-- begin --
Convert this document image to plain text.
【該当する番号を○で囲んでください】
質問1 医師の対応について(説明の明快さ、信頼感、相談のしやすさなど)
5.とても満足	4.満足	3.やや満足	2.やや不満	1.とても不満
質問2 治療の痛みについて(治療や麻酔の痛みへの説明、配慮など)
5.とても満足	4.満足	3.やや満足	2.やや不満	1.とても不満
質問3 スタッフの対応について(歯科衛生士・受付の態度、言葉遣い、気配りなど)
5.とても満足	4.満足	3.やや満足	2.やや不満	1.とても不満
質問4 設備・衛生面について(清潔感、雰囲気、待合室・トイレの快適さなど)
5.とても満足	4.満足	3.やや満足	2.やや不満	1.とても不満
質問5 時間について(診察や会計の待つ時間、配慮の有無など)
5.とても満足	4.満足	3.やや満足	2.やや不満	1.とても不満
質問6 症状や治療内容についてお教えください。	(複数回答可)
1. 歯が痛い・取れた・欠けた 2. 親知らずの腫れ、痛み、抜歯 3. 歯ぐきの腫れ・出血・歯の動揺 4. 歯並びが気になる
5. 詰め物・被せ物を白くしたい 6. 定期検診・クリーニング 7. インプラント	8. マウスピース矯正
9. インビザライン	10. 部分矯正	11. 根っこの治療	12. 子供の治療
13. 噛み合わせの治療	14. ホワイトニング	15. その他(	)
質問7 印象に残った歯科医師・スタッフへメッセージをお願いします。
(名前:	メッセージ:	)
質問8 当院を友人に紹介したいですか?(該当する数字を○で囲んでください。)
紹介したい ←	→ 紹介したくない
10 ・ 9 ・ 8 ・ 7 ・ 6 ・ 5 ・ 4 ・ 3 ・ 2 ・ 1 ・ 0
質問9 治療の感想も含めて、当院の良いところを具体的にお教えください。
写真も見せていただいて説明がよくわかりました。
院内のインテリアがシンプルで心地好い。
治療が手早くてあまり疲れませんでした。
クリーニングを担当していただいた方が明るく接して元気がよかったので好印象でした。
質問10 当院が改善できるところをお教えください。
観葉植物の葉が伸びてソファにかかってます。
-- end --
## Exercise directions
Copy all the entries verbatim.

## The result
Convert this document image to plain text.
【該当する番号を○で囲んでください】
質問1 医師の対応について(説明の明快さ、信頼感、相談のしやすさなど)
5.とても満足	4.満足	3.やや満足	2.やや不満	1.とても不満
質問2 治療の痛みについて(治療や麻酔の痛みへの説明、配慮など)
5.とても満足	4.満足	3.やや満足	2.やや不満	1.とても不満
質問3 スタッフの対応について(歯科衛生士・受付の態度、言葉遣い、気配りなど)
5.とても満足	4.満足	3.やや満足	2.やや不満	1.とても不満
質問4 設備・衛生面について(清潔感、雰囲気、待合室・トイレの快適さなど)
5.とても満足	4.満足	3.やや満足	2.やや不満	1.とても不満
質問5 時間について(診察や会計の待つ時間、配慮の有無など)
5.とても満足	4.満足	3.やや満足	2.やや不満	1.とても不満
質問6 症状や治療内容についてお教えください。	(複数回答可)
1. 歯が痛い・取れた・欠けた 2. 親知らずの腫れ、痛み、抜歯 3. 歯ぐきの腫れ・出血・歯の動揺 4. 歯並びが気になる
5. 詰め物・被せ物を白くしたい 6. 定期検診・クリーニング 7. インプラント	8. マウスピース矯正
9. インビザライン	10. 部分矯正	11. 根っこの治療	12. 子供の治療
13. 噛み合わせの治療	14. ホワイトニング	15. その他(	)
質問7 印象に残った歯科医師・スタッフへメッセージをお願いします。
(名前:	メッセージ:	)
質問8 当院を友人に紹介したいですか?(該当する数字を○で囲んでください。)
紹介したい ←	→ 紹介したくない
10 ・ 9 ・ 8 ・ 7 ・ 6 ・ 5 ・ 4 ・ 3 ・ 2 ・ 1 ・ 0
質問9 治療の感想も含めて、当院の良いところを具体的にお教えください。
写真も見せていただいて説明がよくわかりました。
院内のインテリアがシンプルで心地好い。
治療が手早くてあまり疲れませんでした。
クリーニングを担当していただいた方が明るく接して元気がよかったので好印象でした。
質問10 当院が改善できるところをお教えください。
観葉植物の葉が伸びてソファにかかってます。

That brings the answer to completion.